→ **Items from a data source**
◆ ◆ ◆ ◆ ◆ ◆ ◆

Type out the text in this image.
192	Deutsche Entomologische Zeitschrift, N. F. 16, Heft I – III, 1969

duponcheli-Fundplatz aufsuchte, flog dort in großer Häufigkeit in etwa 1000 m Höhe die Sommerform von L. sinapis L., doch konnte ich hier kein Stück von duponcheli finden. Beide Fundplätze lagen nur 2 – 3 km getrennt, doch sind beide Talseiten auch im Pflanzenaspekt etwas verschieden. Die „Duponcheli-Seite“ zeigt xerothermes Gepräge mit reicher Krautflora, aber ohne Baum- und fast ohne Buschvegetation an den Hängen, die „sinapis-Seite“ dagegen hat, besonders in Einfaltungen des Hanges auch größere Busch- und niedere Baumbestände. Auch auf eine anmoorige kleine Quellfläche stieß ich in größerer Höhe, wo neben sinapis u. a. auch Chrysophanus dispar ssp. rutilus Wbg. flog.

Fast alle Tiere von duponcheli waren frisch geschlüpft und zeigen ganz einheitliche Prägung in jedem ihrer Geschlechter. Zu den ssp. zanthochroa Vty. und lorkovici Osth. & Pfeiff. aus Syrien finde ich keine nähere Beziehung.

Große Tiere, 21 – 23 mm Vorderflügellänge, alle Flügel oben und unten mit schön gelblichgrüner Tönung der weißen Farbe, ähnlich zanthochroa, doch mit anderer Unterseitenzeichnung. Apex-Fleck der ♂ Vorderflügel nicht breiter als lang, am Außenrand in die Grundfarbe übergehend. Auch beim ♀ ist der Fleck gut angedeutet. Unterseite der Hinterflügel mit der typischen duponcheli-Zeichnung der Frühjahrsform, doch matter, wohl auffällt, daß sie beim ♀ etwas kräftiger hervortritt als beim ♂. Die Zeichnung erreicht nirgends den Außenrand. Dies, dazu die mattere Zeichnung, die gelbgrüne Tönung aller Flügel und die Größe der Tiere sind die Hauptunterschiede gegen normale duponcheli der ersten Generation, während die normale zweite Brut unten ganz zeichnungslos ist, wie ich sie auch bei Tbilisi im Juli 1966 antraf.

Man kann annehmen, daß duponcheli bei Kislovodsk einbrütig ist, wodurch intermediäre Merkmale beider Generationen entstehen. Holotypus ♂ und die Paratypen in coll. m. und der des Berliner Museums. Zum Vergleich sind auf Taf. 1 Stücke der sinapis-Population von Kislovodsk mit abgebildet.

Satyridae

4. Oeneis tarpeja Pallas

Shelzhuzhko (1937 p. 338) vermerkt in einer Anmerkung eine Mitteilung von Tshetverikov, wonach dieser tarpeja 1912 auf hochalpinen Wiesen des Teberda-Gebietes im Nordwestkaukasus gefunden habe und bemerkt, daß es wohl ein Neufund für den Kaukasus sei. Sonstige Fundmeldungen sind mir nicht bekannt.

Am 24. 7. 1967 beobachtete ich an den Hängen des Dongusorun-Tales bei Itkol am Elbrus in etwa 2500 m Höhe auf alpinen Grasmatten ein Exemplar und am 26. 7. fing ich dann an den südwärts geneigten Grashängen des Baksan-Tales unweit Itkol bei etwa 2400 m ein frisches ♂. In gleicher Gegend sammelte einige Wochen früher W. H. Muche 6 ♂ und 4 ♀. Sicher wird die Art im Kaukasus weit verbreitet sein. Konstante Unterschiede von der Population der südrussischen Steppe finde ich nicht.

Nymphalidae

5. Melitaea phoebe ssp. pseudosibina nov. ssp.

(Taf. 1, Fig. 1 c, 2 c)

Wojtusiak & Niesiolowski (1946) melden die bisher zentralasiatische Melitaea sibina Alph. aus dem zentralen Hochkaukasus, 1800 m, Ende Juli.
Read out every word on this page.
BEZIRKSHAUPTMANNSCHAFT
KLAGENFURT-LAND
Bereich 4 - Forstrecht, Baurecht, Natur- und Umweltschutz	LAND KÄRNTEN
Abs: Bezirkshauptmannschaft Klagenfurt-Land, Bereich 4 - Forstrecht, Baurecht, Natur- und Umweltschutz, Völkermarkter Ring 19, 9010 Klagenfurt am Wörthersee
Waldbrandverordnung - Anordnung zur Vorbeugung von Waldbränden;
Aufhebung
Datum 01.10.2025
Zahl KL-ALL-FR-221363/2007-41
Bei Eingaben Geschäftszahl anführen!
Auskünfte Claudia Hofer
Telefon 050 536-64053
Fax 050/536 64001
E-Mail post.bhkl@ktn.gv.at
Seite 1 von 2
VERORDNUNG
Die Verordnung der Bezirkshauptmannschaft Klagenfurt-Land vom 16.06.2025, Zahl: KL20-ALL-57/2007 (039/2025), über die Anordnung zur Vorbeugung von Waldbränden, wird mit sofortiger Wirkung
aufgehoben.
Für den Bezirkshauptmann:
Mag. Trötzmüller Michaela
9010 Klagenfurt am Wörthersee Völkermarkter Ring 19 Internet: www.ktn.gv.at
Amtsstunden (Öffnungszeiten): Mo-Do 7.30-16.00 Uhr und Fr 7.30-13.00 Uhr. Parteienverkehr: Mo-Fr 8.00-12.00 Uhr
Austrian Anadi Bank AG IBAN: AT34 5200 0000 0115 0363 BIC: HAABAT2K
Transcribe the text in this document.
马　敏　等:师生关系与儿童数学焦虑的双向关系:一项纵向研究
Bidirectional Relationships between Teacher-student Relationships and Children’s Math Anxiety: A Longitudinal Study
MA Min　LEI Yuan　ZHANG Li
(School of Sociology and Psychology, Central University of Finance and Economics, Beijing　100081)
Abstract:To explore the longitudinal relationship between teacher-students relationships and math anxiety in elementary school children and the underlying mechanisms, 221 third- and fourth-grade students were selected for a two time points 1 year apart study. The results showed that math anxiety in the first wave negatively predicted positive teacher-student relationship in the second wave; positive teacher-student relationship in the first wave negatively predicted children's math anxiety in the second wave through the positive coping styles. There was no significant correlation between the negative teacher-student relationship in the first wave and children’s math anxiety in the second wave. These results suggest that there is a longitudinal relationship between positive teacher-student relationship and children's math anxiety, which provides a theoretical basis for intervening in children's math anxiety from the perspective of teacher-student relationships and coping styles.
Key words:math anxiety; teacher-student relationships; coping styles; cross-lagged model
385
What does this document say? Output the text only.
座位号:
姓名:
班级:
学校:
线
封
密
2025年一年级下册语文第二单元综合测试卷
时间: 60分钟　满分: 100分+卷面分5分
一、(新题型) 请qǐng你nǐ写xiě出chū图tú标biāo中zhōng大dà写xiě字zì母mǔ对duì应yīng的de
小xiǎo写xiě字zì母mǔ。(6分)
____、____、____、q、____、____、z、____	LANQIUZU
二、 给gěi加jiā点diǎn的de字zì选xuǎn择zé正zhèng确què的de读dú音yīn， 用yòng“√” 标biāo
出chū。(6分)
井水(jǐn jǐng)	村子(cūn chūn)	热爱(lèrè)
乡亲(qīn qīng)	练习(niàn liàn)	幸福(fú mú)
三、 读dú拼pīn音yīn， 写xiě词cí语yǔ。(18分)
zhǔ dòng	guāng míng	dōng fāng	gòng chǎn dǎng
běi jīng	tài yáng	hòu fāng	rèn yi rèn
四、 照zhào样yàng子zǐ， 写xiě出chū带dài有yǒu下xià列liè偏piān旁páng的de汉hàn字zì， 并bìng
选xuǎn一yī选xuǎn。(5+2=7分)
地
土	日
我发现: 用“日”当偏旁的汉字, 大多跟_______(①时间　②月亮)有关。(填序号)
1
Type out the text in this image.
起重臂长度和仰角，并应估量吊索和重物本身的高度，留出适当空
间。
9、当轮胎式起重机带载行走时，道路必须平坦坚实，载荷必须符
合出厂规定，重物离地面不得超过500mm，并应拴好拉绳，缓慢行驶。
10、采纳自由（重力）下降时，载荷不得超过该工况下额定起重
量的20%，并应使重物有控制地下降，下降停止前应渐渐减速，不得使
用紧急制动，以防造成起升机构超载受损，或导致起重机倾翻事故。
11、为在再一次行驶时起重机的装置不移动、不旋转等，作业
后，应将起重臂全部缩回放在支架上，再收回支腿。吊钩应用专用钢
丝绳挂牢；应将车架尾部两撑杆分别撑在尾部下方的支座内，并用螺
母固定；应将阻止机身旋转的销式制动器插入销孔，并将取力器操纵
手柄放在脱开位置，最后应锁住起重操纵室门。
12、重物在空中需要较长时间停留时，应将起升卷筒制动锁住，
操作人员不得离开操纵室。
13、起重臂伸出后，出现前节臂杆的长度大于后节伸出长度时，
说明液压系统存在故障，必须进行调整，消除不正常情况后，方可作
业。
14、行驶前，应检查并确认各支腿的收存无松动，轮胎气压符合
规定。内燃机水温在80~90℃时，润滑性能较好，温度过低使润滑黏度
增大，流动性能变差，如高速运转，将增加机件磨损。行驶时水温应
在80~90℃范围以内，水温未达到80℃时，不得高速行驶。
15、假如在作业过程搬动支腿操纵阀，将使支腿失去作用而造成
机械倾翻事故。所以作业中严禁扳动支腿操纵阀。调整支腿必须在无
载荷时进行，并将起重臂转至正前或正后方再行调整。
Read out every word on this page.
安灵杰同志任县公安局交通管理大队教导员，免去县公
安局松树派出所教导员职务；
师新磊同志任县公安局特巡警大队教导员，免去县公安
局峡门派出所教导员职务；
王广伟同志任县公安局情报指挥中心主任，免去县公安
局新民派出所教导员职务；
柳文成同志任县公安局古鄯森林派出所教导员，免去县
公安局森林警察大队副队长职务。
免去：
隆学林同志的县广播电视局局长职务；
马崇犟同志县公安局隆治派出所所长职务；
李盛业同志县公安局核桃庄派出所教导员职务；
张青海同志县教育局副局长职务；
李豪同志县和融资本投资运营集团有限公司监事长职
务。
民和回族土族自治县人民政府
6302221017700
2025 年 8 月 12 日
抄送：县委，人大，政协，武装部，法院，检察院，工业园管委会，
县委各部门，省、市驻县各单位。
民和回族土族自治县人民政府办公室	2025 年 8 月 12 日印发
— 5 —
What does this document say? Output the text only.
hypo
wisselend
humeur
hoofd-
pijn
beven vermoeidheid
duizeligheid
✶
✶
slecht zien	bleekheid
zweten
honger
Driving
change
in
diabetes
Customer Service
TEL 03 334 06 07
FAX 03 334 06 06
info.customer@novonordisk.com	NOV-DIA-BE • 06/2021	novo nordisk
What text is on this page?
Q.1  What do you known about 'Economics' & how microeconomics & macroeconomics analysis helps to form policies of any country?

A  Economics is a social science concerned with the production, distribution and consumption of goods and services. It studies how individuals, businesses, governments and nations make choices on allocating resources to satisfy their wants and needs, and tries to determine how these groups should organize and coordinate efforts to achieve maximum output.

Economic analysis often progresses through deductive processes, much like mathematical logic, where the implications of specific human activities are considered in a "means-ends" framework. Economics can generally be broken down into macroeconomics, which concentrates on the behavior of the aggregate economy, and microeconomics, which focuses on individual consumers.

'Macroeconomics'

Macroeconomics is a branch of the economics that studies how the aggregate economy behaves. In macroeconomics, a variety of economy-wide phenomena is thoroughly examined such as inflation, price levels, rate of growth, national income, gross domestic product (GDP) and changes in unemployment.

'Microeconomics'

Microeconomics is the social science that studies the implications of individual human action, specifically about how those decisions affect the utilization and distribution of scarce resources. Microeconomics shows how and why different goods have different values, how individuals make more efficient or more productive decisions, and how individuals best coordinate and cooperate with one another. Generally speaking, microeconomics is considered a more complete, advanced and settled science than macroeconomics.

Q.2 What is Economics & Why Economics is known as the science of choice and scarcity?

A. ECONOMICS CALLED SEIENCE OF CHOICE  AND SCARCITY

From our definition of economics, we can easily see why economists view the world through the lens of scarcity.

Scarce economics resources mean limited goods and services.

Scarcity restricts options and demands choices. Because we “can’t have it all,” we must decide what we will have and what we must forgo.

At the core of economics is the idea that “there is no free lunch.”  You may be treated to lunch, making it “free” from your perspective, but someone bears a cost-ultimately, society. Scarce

◆ ◆ ◆ ◆ ◆ ◆ ◆

→ **THE REQUEST**
Above are the records. Identify each line that contains the word "免去县公安".

→ **IN RESPONSE**
师新磊同志任县公安局特巡警大队教导员，免去县公安
王广伟同志任县公安局情报指挥中心主任，免去县公安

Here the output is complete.